Document ::
Mike D “The problem arises when the actual number of defaults greatly exceed what was predicted – what Nassim Taleb refers to as a Black Swan.”
I’ve read Taleb and he makes some interesting points, but I think he is too quick to label events as black swans, by which he means random events. Anything mainstream econ can’t explain it calls random. But what seems random to mainstream economists finds a good explanation in Austrian econ. I’m fairly confident that had rating agencies built their statistical models on Austrian theory instead of no theory or on mainstream macro theory, they would have been able to predict the meltdown. After all, Austrian econ would have made the qualitative prediction that the Fed’s printing presses would cause malinvestment, and Austrian economists could see that the frenzie in the housing market was due to that printing. All a good statistical model would add to that insight would be come numbers and timing.
Bernanke: “A second critical development was an even broader credit boom, in which lenders and investors aggressively sought out new opportunities to take credit risk even as market risk premiums contracted,”
This is precisely why the Fed doesn’t understand the simultaneous massive pockets of inflation and deflation, which will possibly result in a path of destruction ultimately in one direction or another depending upon which poison the Fed picks, or which will also result in a path of destruction anyway if the Fed does nothing.

Data excerpts ::
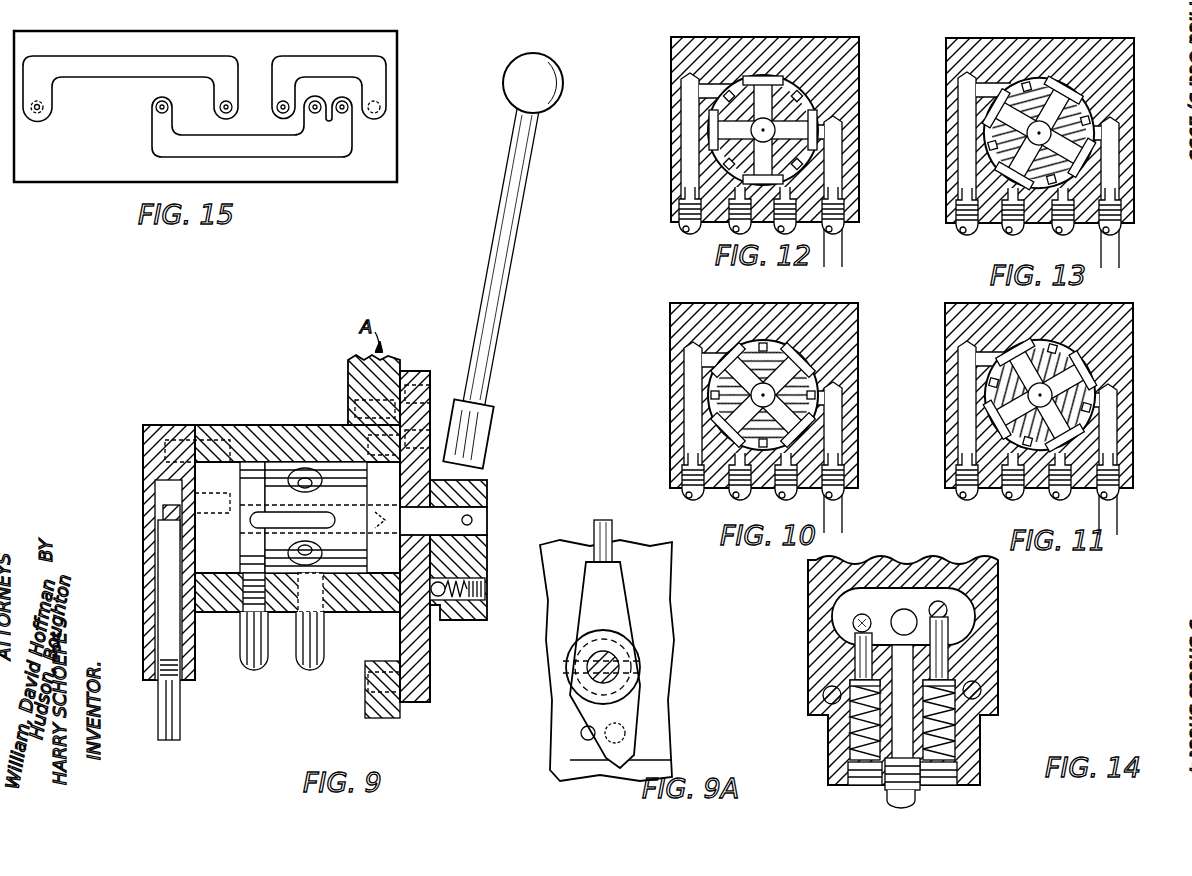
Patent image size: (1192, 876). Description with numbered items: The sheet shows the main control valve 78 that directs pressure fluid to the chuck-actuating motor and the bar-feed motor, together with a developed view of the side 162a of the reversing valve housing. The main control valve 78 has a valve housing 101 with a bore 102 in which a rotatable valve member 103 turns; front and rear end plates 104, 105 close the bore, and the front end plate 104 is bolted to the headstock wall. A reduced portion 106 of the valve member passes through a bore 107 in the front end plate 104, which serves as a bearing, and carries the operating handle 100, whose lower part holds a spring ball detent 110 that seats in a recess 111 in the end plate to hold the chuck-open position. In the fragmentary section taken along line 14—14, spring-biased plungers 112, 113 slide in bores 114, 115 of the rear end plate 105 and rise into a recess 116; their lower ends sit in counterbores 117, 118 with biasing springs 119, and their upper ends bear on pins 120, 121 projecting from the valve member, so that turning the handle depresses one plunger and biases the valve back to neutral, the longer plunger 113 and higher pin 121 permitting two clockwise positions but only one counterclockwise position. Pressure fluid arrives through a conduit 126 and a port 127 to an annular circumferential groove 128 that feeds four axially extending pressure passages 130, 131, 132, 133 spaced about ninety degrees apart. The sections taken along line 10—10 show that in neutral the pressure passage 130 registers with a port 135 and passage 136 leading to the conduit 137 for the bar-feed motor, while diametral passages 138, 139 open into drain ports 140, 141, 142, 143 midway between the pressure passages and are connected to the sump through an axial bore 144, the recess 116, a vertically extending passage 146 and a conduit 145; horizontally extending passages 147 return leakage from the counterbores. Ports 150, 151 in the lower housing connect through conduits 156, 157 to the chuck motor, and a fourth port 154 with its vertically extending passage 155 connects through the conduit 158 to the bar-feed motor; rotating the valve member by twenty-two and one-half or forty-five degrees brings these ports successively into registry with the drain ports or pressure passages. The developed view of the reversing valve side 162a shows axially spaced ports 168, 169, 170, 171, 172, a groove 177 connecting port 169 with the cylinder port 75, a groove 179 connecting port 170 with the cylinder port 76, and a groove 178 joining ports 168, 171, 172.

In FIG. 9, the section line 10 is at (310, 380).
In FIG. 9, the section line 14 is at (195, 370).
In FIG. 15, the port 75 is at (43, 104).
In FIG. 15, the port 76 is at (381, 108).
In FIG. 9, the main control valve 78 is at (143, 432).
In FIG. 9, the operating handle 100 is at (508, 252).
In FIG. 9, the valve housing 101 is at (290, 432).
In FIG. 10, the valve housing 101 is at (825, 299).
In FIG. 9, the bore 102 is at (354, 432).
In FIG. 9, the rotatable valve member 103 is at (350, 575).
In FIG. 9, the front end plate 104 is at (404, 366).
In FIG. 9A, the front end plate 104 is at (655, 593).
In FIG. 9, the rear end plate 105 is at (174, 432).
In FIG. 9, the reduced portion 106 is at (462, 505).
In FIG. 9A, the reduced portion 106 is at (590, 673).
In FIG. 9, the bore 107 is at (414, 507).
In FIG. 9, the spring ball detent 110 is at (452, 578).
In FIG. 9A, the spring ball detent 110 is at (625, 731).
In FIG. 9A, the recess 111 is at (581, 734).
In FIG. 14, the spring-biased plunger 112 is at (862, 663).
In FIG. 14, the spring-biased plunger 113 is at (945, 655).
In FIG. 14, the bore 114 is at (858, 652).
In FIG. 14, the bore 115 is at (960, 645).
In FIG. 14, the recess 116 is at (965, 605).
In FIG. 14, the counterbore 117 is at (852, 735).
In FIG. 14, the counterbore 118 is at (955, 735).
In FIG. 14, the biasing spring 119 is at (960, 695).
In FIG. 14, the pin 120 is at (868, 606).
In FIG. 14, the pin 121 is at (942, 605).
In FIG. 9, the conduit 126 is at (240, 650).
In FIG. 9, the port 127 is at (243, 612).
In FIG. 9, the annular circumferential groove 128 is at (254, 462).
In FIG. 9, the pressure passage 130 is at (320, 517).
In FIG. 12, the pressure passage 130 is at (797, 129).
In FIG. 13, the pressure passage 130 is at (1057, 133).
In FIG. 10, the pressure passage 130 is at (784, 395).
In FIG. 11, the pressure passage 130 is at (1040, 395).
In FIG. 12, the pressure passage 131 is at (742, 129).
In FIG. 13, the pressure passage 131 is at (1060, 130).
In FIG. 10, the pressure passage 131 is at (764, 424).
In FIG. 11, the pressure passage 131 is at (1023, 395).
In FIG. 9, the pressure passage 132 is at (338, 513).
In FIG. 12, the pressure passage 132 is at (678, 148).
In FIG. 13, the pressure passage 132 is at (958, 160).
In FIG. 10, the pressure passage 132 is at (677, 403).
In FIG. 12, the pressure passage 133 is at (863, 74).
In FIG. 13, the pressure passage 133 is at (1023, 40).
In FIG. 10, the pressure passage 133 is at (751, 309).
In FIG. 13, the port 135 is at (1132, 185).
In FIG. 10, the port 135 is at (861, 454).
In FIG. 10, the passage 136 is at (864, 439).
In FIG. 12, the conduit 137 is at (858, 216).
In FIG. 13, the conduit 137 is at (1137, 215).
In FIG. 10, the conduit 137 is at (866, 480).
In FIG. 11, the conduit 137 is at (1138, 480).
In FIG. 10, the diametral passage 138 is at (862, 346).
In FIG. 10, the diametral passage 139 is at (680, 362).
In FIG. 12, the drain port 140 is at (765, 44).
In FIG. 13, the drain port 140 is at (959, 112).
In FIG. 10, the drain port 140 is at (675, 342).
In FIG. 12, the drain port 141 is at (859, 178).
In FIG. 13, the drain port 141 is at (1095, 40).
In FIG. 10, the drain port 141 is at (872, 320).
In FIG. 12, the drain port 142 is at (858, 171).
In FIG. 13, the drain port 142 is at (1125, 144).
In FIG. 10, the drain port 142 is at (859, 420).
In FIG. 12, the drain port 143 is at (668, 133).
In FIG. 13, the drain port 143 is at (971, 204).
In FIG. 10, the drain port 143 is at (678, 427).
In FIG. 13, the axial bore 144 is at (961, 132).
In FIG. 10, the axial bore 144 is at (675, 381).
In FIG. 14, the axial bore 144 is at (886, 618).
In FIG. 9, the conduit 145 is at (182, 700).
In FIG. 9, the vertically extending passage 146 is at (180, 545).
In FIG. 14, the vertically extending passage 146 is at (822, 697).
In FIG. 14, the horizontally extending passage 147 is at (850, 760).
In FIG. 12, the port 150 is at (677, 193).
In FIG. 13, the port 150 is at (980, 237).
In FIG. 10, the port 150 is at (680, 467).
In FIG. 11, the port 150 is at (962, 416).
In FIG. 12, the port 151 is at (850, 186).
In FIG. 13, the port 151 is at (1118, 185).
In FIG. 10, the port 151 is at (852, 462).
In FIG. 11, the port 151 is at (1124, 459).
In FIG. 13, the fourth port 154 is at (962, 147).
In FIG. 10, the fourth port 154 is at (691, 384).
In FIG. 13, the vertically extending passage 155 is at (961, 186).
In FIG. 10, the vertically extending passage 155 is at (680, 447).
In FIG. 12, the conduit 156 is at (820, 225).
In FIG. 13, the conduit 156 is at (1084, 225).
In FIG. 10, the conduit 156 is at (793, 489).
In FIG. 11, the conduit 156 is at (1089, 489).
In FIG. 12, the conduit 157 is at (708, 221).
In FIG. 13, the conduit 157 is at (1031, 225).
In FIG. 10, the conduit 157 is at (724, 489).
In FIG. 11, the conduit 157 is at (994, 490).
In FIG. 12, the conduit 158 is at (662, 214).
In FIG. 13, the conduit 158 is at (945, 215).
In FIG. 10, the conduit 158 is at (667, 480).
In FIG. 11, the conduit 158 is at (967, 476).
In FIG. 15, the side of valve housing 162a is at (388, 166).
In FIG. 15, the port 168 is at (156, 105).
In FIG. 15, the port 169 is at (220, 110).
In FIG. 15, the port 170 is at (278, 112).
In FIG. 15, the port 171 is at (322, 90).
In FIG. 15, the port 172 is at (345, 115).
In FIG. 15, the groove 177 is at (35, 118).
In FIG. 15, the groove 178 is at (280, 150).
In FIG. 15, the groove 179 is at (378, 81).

Work to be completed ::
Could you continue the discussion of Black Swans, Austrian economics and the Fed from its last paragraph?

Task output ::
Inflation of the fiat dollar was and continues to be so bad that even high risks at low interest rates were and continue to be preferable to holding dollars as savings. If your money is going to be lit on fire by the government and burned into oblivion, might as well bet on the long shot horses at the racetrack in the meantime. This is not, however, a “malinvestment” proper. Saving dollars has become a guaranteed loss of purchasing power. We may now be on the cusp of real hyperinflation because big ticket items are not purchased through borrowing except with real negative interest rates.
Those high risk investments and RE schemes and scams have blown up, instantly evaporating trillions of dollars of subjective value in the credit and bond markets. This has created the simultaneous massive pocket of deflation. Interest rates are so artificially low, and extremely negative in real terms that all possible private savings are being crowded out of the market.
This is precisely why a mania of people chasing what they were scammed into believing was a limited housing supply market would happen. To this day the market for houses is still flooded with “investors” and “flippers”. These are by definition people who do not want those houses as end subjectively valued goods, but literally as “means of exchange”. Houses are a substitute big unit of money, a synthetic pile of gold, or a synthetic dump truck of dollars. And to the extent money is a pure “means of exchange” (by definition nobody wants it as an end good), it is incredibly volatile in value, is an inherent bubble. It’s not valued for what you personally get from it, but from you believe greater fool suckers will offer you for it. That’s a classic Mania. And whoops, that line of B.S. which was fed by national realtors about land and houses being scarce was smashed by market reality, which is a very good thing as it will get massive quantities of investors and flippers out of the way of people looking to live in a house without artificial bidding competition.
“Give me a dollar today, and I’ll give you 90 cents back next year.”
“Uh, no thanks.”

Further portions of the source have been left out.